* _What to do_
Locate each line with the string "Iniciação" in the listing below and copy it.

* _The records_
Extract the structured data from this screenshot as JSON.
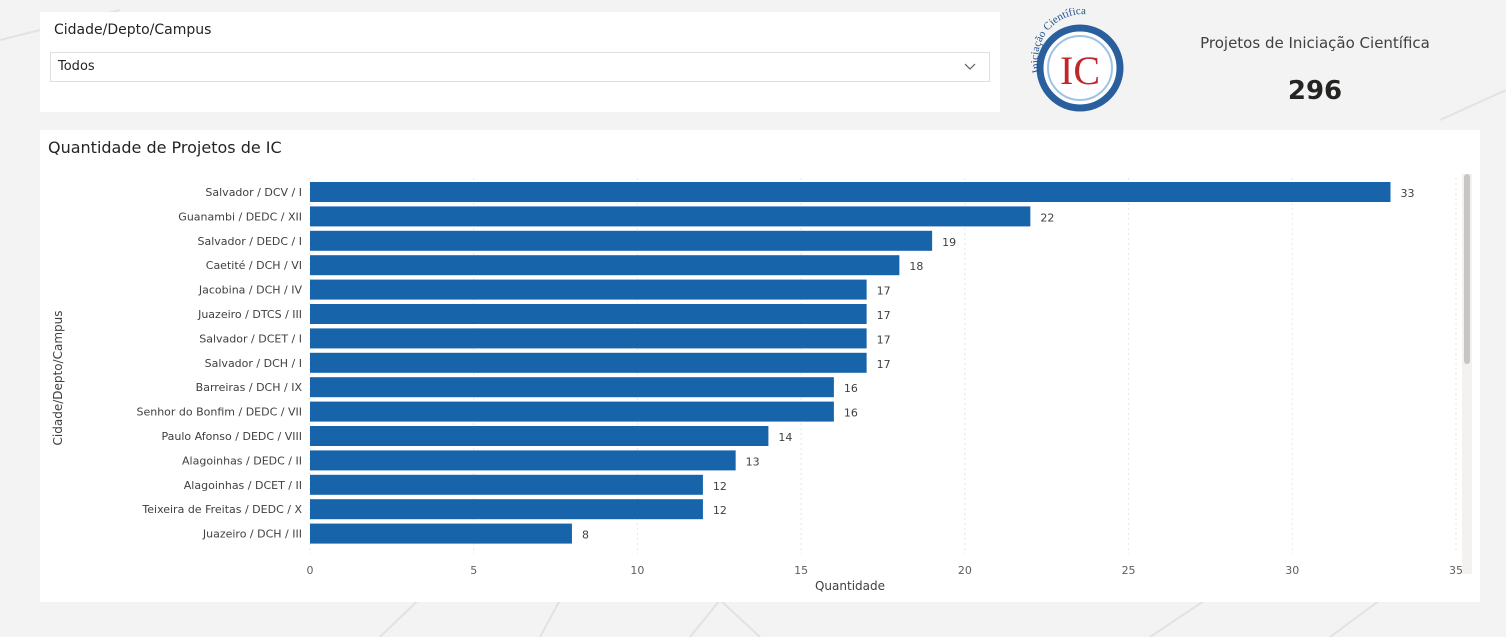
{
  "slicer": {
    "title": "Cidade/Depto/Campus",
    "selected": "Todos"
  },
  "logo": {
    "arc_text": "Iniciação Científica",
    "initials": "IC"
  },
  "kpi": {
    "label": "Projetos de Iniciação Científica",
    "value": "296"
  },
  "chart_data": {
    "type": "bar",
    "orientation": "horizontal",
    "title": "Quantidade de Projetos de IC",
    "xlabel": "Quantidade",
    "ylabel": "Cidade/Depto/Campus",
    "xlim": [
      0,
      35
    ],
    "xticks": [
      0,
      5,
      10,
      15,
      20,
      25,
      30,
      35
    ],
    "grid": true,
    "bar_color": "#1764ab",
    "categories": [
      "Salvador / DCV / I",
      "Guanambi / DEDC / XII",
      "Salvador / DEDC / I",
      "Caetité / DCH / VI",
      "Jacobina / DCH / IV",
      "Juazeiro / DTCS / III",
      "Salvador / DCET / I",
      "Salvador / DCH / I",
      "Barreiras / DCH / IX",
      "Senhor do Bonfim / DEDC / VII",
      "Paulo Afonso / DEDC / VIII",
      "Alagoinhas / DEDC / II",
      "Alagoinhas / DCET / II",
      "Teixeira de Freitas / DEDC / X",
      "Juazeiro / DCH / III"
    ],
    "values": [
      33,
      22,
      19,
      18,
      17,
      17,
      17,
      17,
      16,
      16,
      14,
      13,
      12,
      12,
      8
    ]
  }
}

* _Task solution_
    "arc_text": "Iniciação Científica",
    "label": "Projetos de Iniciação Científica",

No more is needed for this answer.